Start of Provided data

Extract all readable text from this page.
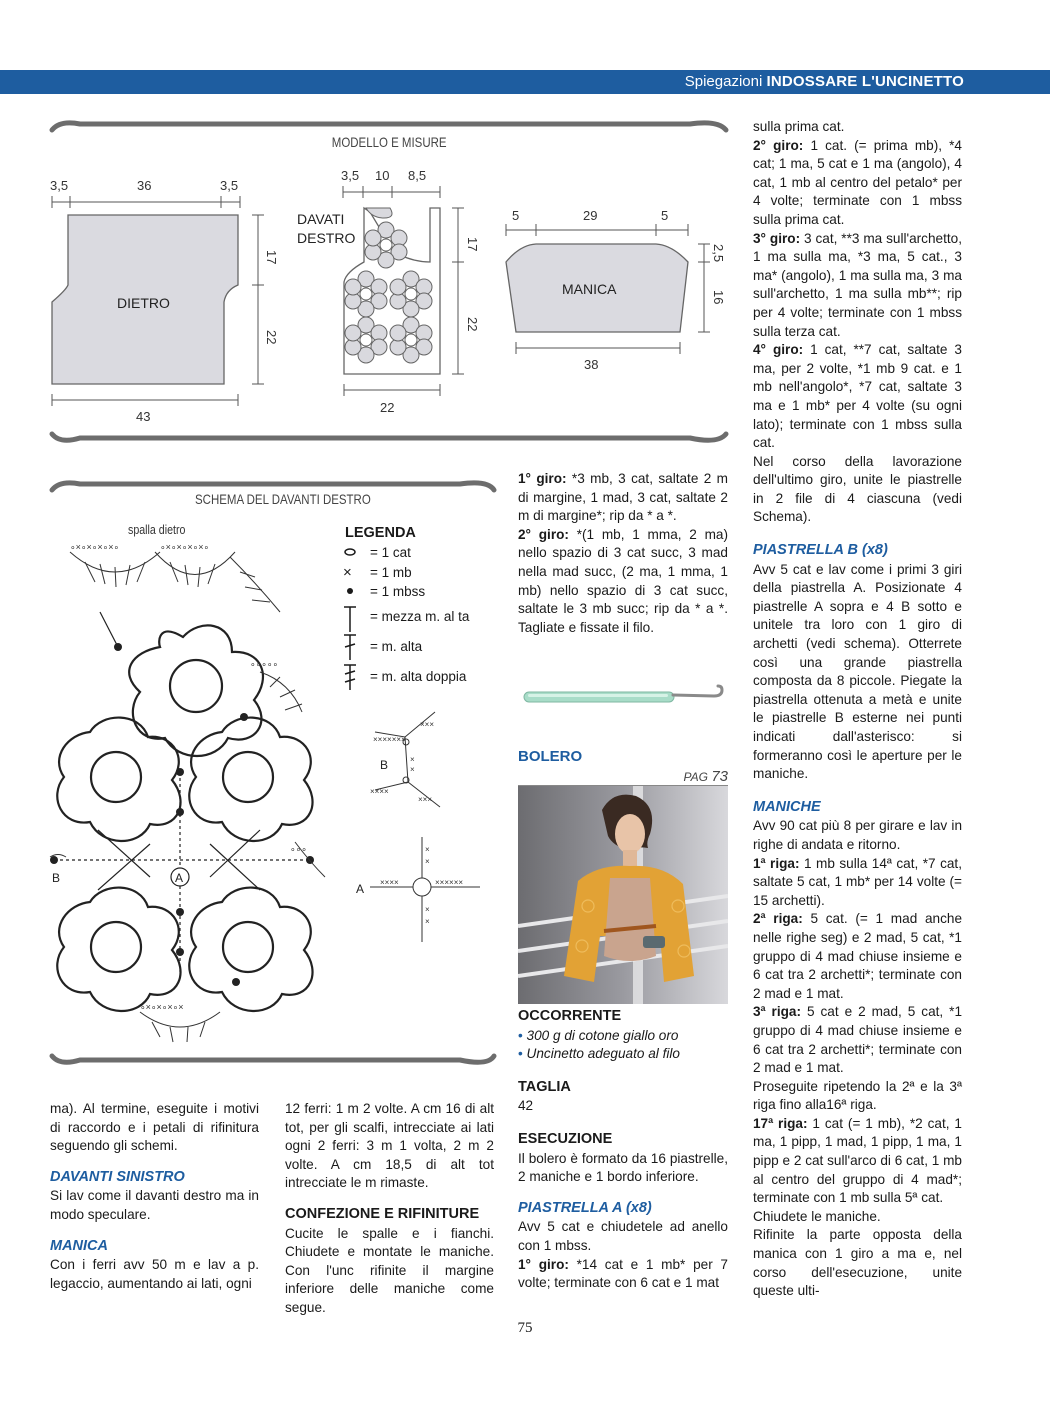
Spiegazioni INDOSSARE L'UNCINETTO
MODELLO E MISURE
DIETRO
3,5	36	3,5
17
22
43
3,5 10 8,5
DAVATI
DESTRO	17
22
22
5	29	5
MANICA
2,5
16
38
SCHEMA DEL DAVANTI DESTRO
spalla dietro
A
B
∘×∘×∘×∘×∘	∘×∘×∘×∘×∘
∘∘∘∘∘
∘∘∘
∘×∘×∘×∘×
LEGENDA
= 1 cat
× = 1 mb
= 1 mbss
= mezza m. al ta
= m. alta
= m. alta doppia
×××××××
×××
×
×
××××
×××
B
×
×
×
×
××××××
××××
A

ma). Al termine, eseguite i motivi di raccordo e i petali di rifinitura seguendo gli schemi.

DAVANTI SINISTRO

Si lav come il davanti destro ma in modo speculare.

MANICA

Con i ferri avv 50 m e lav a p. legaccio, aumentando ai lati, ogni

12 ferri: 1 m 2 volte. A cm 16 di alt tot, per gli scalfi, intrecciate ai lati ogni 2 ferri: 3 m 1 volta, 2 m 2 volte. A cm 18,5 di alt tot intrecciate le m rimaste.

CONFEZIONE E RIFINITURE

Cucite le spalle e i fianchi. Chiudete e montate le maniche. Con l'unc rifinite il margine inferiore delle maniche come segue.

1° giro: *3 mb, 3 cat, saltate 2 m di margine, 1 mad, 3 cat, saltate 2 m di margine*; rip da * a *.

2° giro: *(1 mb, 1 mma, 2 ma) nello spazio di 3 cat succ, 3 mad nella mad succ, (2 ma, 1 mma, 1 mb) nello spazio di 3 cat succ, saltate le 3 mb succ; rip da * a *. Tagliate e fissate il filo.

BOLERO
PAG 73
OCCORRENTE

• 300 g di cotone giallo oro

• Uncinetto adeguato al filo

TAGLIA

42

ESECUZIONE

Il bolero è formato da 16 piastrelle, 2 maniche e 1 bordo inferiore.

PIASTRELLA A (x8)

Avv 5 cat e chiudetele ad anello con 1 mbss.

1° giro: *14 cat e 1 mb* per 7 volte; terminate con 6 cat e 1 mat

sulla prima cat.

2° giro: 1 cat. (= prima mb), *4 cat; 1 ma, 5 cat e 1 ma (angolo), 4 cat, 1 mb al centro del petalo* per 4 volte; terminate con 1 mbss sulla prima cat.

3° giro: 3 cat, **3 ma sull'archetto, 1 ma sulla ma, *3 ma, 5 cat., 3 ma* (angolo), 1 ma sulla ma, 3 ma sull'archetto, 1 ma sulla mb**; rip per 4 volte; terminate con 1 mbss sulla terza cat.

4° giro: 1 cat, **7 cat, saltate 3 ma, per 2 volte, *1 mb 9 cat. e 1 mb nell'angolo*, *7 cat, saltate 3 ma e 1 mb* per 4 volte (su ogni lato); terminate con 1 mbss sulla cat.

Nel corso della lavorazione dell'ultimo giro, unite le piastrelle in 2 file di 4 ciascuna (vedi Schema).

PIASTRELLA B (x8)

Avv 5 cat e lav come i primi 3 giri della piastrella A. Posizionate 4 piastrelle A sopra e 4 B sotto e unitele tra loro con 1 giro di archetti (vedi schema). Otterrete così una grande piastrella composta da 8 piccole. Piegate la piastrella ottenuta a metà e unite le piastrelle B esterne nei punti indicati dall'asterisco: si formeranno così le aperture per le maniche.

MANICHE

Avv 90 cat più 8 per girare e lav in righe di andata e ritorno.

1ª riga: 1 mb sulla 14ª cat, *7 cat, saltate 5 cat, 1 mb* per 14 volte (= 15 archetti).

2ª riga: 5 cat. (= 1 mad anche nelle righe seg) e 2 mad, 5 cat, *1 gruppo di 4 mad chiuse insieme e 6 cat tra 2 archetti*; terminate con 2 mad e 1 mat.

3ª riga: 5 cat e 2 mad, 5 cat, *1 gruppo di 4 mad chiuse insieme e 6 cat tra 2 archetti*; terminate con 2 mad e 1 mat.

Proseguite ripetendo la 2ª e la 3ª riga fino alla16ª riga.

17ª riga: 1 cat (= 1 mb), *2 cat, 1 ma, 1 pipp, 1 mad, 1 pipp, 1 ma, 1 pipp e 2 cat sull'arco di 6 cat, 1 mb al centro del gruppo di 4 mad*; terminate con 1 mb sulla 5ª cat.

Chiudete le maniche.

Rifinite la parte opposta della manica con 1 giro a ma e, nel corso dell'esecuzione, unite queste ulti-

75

End of Provided data
Start of Provided data

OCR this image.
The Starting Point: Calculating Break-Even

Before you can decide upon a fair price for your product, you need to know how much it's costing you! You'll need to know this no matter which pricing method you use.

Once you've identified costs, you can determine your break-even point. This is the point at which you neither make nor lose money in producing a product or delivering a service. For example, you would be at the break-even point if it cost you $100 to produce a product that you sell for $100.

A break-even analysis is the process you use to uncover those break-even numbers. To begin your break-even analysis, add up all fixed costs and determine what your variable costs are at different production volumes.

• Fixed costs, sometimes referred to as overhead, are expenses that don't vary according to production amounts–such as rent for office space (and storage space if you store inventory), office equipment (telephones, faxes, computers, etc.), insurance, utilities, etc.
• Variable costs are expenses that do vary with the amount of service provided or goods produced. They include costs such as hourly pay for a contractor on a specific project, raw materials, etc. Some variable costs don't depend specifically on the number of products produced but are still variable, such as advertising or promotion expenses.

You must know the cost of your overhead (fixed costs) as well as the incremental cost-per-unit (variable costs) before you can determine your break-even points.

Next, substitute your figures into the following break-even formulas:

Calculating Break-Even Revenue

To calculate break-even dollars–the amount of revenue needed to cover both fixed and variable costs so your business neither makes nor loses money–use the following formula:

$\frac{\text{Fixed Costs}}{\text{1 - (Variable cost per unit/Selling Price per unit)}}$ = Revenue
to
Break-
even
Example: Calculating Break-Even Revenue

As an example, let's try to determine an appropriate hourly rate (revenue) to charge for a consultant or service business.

End of Provided data

§ **Problem to solve**
Gather every line from the listing above in which the word "righe" appears.

§ **Reply to the task**
Avv 90 cat più 8 per girare e lav in righe di andata e ritorno.
2ª riga: 5 cat. (= 1 mad anche nelle righe seg) e 2 mad, 5 cat, *1 gruppo di 4 mad chiuse insieme e 6 cat tra 2 archetti*; terminate con 2 mad e 1 mat.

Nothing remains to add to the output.